[PROBLEM TO WORK ON]: Pull out every line of the listing that contains the word "this".
┄┄┄┄┄┄┄┄┄┄
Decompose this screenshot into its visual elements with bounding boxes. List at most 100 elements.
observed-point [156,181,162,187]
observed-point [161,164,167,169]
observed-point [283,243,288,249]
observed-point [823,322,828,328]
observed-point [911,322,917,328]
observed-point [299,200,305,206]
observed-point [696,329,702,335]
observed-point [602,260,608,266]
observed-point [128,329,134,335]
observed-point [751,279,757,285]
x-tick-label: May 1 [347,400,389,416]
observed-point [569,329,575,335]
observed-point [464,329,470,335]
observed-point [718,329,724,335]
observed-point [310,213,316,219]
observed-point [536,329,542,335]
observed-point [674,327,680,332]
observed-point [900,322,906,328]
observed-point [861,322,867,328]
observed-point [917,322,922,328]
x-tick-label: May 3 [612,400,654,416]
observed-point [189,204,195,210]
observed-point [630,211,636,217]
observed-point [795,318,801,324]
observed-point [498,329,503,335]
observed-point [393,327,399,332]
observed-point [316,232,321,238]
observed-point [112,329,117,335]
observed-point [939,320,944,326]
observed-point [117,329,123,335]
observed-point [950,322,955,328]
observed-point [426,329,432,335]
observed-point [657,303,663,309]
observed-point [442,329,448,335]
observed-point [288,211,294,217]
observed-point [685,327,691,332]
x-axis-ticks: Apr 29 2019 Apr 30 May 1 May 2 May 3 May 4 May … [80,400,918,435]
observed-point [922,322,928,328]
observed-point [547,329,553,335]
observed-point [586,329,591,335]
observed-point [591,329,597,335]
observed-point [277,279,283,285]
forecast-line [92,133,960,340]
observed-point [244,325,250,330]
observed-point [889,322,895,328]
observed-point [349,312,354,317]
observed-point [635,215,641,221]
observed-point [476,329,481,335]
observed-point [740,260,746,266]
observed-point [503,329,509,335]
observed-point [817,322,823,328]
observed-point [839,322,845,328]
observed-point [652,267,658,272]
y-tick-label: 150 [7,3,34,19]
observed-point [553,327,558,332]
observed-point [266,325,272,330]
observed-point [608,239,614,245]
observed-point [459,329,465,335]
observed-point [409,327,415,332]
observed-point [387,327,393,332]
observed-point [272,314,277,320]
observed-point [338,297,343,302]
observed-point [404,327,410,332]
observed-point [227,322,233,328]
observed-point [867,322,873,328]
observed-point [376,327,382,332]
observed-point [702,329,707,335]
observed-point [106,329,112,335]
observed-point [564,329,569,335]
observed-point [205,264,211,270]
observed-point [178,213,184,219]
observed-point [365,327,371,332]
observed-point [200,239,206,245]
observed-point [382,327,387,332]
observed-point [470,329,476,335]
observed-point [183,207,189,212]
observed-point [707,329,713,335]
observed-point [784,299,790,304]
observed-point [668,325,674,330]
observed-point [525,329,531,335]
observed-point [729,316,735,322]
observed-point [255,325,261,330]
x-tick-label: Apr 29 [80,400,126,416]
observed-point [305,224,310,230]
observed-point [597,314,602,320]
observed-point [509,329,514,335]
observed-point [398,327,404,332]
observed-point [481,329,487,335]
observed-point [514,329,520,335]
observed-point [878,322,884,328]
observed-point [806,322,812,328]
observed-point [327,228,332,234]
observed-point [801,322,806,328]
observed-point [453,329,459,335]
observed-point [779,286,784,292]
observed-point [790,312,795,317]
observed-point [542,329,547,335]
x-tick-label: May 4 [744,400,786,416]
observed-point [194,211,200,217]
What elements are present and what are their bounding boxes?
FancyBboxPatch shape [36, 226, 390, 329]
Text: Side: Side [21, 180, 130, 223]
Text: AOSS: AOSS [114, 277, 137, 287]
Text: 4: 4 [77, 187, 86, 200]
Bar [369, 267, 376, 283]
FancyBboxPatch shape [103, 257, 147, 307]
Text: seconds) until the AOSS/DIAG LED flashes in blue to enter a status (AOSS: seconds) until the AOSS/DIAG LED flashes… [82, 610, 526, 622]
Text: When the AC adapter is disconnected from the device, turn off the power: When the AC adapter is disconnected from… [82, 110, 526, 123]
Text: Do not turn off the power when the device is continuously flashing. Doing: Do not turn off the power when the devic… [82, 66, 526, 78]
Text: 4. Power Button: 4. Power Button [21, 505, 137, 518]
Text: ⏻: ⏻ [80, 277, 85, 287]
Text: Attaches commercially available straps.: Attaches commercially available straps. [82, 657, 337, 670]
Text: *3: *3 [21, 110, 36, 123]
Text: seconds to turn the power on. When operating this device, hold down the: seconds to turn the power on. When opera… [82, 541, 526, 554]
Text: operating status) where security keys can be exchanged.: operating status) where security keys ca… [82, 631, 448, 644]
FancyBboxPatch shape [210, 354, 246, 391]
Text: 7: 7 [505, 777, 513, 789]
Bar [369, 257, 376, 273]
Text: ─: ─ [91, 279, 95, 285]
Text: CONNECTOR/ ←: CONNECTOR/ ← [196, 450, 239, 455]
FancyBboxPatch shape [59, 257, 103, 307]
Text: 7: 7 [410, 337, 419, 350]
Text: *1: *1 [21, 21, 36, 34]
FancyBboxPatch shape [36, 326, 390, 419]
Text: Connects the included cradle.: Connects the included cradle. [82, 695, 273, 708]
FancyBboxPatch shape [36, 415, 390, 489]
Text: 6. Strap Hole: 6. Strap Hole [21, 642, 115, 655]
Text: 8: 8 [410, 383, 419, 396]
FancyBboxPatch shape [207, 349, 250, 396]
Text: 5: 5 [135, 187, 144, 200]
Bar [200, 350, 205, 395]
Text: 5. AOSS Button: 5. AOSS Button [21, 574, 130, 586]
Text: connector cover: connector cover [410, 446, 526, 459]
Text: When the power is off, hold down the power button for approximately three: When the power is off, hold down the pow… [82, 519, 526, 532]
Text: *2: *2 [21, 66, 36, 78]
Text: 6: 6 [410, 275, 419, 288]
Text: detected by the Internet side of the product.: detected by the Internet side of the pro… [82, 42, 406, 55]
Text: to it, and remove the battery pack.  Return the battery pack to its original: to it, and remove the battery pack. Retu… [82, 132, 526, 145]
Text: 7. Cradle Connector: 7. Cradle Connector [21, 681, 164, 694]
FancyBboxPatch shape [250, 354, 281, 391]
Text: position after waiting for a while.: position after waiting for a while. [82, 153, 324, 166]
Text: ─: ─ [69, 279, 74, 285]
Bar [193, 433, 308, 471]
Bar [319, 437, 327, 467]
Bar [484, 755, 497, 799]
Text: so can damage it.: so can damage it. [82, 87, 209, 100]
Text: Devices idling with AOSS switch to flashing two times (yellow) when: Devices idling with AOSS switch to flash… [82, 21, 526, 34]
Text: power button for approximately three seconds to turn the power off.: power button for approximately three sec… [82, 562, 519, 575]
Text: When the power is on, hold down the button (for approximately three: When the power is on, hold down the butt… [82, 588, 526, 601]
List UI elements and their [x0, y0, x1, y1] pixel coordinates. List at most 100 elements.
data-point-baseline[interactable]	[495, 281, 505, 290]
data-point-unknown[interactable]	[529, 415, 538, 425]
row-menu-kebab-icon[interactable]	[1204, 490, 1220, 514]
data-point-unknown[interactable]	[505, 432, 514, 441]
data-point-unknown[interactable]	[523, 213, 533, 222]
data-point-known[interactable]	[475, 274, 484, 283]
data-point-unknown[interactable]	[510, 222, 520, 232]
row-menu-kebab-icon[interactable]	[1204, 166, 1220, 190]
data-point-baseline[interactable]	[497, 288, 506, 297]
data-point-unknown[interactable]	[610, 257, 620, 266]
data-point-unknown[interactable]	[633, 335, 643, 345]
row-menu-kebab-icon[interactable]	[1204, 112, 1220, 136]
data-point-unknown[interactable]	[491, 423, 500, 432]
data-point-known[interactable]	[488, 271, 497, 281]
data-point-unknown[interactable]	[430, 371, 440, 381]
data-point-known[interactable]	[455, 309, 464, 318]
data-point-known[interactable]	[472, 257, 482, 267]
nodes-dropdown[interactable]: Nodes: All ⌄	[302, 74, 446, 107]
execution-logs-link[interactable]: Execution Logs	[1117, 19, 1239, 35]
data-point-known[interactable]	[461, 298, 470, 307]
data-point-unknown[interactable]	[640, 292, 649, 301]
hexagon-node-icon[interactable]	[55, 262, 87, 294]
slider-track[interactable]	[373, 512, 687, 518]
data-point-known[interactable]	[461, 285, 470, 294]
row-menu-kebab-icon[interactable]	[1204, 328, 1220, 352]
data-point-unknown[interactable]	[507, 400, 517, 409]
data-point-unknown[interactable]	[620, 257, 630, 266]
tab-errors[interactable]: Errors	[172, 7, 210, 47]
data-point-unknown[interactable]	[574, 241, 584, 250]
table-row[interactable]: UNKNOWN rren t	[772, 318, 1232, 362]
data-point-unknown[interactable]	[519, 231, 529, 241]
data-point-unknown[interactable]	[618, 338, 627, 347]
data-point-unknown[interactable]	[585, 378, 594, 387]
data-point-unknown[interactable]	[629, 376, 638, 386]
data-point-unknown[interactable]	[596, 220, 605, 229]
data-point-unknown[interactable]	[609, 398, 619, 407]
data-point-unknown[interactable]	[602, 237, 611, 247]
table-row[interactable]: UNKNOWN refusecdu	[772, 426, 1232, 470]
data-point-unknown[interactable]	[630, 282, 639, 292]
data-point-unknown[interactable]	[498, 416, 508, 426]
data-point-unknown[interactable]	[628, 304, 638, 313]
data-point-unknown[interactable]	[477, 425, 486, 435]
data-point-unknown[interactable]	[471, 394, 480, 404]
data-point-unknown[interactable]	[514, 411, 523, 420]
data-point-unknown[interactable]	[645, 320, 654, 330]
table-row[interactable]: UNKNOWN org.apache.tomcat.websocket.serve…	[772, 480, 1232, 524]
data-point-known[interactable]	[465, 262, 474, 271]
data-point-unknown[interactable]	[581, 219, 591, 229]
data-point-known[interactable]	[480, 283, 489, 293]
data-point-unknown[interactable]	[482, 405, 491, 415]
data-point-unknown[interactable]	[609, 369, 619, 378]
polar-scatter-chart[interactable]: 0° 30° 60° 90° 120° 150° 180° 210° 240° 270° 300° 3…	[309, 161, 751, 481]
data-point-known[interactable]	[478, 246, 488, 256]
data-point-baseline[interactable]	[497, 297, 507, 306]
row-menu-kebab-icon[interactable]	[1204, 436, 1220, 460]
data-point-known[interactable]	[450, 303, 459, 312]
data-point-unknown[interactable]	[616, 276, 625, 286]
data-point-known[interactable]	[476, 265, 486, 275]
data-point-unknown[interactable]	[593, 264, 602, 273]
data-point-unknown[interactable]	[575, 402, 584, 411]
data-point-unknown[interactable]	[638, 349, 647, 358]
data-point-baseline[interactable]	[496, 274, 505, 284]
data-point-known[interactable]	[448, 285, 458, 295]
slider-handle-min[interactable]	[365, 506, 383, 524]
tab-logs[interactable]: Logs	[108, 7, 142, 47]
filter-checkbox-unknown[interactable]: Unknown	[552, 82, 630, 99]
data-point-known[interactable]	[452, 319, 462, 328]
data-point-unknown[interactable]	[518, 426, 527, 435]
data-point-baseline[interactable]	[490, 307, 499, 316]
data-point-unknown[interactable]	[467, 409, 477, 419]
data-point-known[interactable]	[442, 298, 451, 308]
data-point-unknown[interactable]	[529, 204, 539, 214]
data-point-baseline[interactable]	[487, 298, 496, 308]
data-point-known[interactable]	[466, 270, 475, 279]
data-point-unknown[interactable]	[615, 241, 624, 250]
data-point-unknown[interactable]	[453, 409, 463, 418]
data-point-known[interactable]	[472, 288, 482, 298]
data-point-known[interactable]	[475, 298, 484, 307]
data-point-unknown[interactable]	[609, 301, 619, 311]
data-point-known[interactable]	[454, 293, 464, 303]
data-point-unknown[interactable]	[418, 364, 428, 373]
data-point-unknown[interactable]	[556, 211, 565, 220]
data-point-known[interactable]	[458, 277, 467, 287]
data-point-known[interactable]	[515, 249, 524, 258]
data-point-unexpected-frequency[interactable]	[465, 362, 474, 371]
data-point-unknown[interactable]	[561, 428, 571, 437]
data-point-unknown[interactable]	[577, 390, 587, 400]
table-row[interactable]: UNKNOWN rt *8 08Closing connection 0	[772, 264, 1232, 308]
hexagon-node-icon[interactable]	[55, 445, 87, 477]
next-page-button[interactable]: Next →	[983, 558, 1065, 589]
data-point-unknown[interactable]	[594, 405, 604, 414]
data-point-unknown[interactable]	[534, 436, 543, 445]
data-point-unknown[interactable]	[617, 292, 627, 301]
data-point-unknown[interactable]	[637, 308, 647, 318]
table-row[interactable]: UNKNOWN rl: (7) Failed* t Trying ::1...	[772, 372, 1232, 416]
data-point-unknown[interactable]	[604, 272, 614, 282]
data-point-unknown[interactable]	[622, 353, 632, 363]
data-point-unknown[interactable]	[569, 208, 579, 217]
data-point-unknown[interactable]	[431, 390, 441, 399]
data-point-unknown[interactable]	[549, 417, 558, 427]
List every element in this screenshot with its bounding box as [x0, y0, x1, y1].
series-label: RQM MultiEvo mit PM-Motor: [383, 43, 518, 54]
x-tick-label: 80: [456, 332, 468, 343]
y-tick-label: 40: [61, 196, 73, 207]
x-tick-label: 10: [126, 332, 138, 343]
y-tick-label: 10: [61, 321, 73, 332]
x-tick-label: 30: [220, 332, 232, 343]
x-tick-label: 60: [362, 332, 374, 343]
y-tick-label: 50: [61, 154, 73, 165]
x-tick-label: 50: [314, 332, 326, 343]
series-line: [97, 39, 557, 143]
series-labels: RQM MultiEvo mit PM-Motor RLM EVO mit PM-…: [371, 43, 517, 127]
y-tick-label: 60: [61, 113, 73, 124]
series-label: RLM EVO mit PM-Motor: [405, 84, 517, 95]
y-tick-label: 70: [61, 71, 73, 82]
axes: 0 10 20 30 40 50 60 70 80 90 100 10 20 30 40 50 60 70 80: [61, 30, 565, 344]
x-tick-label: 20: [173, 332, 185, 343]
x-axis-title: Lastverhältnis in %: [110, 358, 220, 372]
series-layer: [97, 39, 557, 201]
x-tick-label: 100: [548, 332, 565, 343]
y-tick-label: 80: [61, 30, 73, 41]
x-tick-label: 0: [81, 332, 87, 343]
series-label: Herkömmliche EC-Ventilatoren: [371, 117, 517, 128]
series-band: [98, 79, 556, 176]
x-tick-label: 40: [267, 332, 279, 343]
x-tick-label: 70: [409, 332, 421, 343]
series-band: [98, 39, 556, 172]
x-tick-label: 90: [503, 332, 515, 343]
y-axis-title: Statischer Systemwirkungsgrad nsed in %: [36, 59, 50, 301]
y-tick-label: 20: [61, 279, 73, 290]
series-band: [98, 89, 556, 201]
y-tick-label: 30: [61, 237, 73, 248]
┄┄┄┄┄┄┄┄┄┄
[THE ANSWER]:
Decompose this screenshot into its visual elements with bounding boxes. List at most 100 elements.
Text: seconds to turn the power on. When operating this device, hold down the: seconds to turn the power on. When opera… [82, 541, 526, 554]
List every element in this screenshot with its bounding box as [x0, y0, x1, y1].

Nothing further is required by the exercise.